- _WHAT YOU NEED TO DO_: Extract every line that contains the word "value".

- _Items listed in a dataset_:
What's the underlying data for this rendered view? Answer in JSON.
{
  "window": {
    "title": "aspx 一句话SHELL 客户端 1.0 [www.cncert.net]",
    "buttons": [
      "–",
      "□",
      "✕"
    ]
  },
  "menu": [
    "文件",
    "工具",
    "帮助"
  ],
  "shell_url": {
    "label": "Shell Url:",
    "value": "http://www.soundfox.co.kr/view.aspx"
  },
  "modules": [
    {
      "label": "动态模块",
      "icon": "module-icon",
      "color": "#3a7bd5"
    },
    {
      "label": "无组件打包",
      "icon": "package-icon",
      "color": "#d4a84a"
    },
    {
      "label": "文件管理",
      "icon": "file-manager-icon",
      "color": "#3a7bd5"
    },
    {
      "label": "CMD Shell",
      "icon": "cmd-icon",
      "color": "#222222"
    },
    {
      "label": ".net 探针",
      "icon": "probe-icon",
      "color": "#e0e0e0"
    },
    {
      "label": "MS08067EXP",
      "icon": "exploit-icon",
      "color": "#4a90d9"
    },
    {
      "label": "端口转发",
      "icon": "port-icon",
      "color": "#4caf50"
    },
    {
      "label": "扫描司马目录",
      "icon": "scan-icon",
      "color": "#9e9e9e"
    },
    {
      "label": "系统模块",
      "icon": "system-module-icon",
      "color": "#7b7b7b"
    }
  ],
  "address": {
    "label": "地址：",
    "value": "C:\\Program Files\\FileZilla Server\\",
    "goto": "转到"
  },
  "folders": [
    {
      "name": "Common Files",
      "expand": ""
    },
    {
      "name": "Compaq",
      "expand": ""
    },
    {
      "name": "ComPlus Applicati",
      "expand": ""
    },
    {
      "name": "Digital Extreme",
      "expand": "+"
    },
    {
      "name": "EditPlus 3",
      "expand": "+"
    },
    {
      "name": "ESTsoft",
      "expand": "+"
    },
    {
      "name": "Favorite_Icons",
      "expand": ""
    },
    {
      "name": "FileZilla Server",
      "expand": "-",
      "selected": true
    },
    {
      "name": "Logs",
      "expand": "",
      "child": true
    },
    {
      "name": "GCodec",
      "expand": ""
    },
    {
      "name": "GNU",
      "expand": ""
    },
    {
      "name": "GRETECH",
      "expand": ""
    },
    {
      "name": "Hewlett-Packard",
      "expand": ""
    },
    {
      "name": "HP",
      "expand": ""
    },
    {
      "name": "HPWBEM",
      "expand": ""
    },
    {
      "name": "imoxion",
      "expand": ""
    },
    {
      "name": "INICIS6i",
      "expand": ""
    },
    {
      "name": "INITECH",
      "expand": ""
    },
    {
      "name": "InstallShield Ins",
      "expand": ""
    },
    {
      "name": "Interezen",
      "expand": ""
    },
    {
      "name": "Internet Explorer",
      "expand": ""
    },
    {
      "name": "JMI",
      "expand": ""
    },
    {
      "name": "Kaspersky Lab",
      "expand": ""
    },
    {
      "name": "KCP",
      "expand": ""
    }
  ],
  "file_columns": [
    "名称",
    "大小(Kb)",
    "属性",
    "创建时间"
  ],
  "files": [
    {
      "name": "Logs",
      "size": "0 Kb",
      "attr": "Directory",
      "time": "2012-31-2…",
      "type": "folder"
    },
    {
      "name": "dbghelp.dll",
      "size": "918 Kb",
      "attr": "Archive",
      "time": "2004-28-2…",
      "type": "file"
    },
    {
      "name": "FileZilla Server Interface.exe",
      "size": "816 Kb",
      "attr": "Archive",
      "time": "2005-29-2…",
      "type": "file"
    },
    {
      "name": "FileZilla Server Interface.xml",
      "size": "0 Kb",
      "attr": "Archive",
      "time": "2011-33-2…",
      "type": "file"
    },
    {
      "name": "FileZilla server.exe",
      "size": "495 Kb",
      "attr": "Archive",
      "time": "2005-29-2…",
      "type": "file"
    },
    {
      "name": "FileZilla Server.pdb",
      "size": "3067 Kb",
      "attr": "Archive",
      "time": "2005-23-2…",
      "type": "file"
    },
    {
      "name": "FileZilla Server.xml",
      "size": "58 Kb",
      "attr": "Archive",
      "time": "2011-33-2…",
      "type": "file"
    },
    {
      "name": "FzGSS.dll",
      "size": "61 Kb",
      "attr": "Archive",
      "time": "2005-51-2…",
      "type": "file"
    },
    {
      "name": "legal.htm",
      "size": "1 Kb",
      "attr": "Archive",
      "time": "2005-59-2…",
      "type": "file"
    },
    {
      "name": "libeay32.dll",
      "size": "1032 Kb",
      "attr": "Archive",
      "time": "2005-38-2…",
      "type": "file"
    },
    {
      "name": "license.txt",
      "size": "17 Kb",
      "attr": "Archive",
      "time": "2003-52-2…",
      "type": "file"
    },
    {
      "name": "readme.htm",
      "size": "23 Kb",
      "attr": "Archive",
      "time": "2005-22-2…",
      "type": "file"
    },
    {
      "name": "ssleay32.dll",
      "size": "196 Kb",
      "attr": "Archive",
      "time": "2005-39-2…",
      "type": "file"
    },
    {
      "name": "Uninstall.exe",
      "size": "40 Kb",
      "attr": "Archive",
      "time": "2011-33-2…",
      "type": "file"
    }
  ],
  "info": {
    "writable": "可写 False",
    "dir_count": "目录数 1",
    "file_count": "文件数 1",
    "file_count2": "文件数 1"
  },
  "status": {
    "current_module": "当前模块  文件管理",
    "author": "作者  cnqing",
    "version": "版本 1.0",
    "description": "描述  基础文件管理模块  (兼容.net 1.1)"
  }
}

- _OUTPUT_:
    "value": "http://www.soundfox.co.kr/view.aspx"
    "value": "C:\\Program Files\\FileZilla Server\\",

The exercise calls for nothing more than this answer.